Every line that contains the word "ошибки" should be copied.
* * * * *
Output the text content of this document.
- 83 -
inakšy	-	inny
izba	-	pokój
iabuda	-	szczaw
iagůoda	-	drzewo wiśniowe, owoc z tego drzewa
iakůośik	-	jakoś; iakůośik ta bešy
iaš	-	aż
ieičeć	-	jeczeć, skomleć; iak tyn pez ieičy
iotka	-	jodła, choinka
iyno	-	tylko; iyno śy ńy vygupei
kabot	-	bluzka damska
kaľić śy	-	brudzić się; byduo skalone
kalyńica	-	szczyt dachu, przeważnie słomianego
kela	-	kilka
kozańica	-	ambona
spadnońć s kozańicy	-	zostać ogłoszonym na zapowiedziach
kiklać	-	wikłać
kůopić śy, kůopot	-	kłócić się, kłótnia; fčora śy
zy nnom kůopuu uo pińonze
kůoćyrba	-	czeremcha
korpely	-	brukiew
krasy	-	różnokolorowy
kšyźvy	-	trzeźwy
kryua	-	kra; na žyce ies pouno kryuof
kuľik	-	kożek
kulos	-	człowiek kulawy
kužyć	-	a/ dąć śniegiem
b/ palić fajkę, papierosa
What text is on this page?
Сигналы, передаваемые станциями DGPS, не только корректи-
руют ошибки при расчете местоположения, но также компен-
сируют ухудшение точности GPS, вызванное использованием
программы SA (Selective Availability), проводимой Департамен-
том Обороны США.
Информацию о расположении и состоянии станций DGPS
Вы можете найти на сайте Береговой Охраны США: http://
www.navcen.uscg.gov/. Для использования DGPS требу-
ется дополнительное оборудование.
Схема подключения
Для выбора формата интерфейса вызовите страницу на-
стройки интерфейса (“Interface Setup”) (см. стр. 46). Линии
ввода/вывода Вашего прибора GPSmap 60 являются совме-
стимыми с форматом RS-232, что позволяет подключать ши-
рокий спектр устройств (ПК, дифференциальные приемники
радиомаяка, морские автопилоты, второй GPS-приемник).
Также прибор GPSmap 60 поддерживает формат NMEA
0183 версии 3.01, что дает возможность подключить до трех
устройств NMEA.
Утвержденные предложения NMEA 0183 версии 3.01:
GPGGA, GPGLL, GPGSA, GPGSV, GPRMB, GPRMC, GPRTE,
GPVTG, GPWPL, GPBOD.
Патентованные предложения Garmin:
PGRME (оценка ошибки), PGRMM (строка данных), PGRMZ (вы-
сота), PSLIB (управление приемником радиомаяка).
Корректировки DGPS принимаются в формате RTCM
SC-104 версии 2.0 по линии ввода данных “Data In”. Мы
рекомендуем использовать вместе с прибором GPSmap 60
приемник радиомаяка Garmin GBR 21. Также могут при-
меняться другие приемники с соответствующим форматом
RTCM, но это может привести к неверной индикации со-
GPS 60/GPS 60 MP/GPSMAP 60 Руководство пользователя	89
* * * * *
Complete answer:
руют ошибки при расчете местоположения, но также компен-
PGRME (оценка ошибки), PGRMM (строка данных), PGRMZ (вы-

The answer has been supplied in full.